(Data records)
_ _ _ _

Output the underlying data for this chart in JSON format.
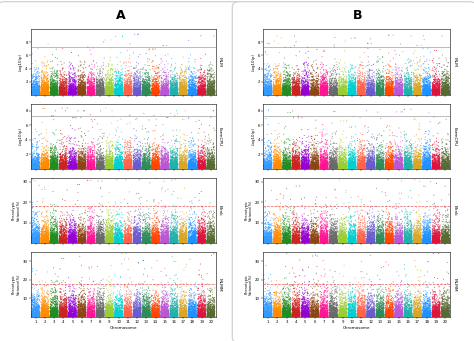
{
  "title_A": "A",
  "title_B": "B",
  "panel_labels_A": [
    "MLM",
    "FarmCPU",
    "Blink",
    "MLMM"
  ],
  "panel_labels_B": [
    "MLM",
    "FarmCPU",
    "Blink",
    "MLMM"
  ],
  "n_chromosomes": 20,
  "n_points_per_chr": 600,
  "sig_line_gray": 7.3,
  "sig_line_red": 18.0,
  "chr_colors": [
    "#3399FF",
    "#FF8C00",
    "#228B22",
    "#CC2222",
    "#9400D3",
    "#8B4513",
    "#FF1493",
    "#696969",
    "#9ACD32",
    "#00CED1",
    "#FF6347",
    "#6A5ACD",
    "#2E8B57",
    "#FF4500",
    "#BA55D3",
    "#20B2AA",
    "#DAA520",
    "#1E90FF",
    "#DC143C",
    "#556B2F"
  ],
  "xlabel": "Chromosome",
  "ylabel_neg_log": "-log10(p)",
  "ylabel_perc": "Phenotypic\nVariance(%)",
  "fig_bg": "#ffffff",
  "seed": 42,
  "panel_edge_color": "#cccccc",
  "sig_gray_color": "#888888",
  "sig_red_color": "#DD3333"
}
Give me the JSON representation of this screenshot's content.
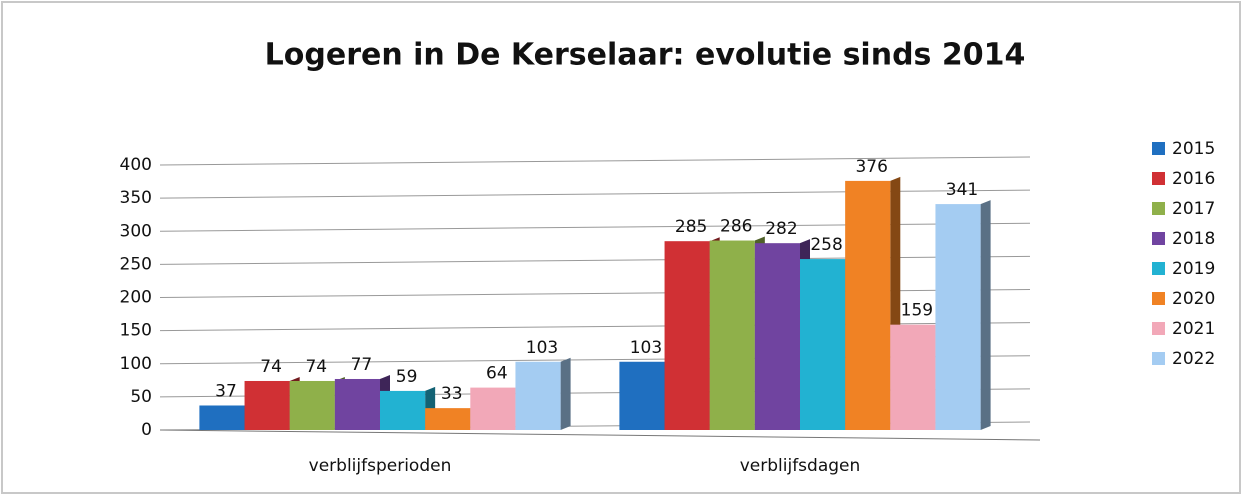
{
  "chart_data": {
    "type": "bar",
    "title": "Logeren in De Kerselaar: evolutie sinds 2014",
    "categories": [
      "verblijfsperioden",
      "verblijfsdagen"
    ],
    "series": [
      {
        "name": "2015",
        "color": "#1f6fc0",
        "values": [
          37,
          103
        ]
      },
      {
        "name": "2016",
        "color": "#d03034",
        "values": [
          74,
          285
        ]
      },
      {
        "name": "2017",
        "color": "#8fb04a",
        "values": [
          74,
          286
        ]
      },
      {
        "name": "2018",
        "color": "#7044a0",
        "values": [
          77,
          282
        ]
      },
      {
        "name": "2019",
        "color": "#22b2d2",
        "values": [
          59,
          258
        ]
      },
      {
        "name": "2020",
        "color": "#f08224",
        "values": [
          33,
          376
        ]
      },
      {
        "name": "2021",
        "color": "#f2a8b8",
        "values": [
          64,
          159
        ]
      },
      {
        "name": "2022",
        "color": "#a4ccf2",
        "values": [
          103,
          341
        ]
      }
    ],
    "ylim": [
      0,
      400
    ],
    "yticks": [
      0,
      50,
      100,
      150,
      200,
      250,
      300,
      350,
      400
    ],
    "grid": true,
    "legend": "right"
  }
}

_ _ _ _

__What is needed__. Go through the data and gather every line that holds "JSON".

__Answer for the task__.
Output the underlying data for this chart in JSON format.
Give me the JSON representation of this screenshot's content.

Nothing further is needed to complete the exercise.